* **Written task**
Return each line of the records holding the string "body".

* **Data for the task**
----

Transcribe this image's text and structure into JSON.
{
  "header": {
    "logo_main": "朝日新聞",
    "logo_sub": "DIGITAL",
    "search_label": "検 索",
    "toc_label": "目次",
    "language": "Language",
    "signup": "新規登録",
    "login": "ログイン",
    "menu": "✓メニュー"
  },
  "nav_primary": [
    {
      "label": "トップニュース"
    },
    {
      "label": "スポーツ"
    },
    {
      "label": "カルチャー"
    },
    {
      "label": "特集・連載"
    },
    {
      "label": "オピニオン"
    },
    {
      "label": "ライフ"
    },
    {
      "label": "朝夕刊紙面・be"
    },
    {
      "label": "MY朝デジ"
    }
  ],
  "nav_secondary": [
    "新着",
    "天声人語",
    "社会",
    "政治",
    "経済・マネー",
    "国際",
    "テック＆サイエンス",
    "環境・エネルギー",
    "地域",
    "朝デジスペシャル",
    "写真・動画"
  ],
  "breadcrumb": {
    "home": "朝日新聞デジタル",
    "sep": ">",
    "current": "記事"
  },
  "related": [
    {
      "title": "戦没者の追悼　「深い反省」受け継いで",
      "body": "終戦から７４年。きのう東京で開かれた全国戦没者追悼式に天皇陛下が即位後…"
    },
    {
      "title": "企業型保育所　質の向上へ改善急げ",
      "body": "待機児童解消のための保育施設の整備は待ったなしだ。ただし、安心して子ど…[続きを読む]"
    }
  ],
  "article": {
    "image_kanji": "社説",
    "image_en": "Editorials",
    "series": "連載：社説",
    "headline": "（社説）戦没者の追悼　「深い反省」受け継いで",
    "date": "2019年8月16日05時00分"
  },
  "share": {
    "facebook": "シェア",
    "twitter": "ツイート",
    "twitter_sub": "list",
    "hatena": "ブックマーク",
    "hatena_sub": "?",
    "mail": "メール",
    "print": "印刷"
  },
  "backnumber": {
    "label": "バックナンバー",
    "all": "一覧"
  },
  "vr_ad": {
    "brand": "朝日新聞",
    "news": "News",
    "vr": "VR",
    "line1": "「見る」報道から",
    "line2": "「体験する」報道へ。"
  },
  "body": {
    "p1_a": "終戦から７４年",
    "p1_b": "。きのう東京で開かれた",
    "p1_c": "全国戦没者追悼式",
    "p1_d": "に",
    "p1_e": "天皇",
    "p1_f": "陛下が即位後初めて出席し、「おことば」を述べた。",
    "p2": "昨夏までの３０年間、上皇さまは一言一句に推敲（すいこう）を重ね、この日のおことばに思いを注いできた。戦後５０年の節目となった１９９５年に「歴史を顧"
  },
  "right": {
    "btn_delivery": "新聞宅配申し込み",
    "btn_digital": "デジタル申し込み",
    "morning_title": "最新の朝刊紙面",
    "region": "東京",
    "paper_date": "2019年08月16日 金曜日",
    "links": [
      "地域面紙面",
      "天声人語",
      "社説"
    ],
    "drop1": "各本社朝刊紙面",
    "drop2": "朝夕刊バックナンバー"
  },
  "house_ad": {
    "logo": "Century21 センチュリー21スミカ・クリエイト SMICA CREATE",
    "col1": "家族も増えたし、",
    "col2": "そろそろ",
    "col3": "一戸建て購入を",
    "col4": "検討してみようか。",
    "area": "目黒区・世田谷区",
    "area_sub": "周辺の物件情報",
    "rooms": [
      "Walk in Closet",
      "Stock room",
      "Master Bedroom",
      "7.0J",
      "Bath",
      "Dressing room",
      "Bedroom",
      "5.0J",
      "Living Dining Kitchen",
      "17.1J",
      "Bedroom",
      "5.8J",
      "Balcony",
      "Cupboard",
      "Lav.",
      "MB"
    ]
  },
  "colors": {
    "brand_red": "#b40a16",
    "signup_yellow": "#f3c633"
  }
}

----

* **Output of the task**
      "body": "終戦から７４年。きのう東京で開かれた全国戦没者追悼式に天皇陛下が即位後…"
      "body": "待機児童解消のための保育施設の整備は待ったなしだ。ただし、安心して子ど…[続きを読む]"
  "body": {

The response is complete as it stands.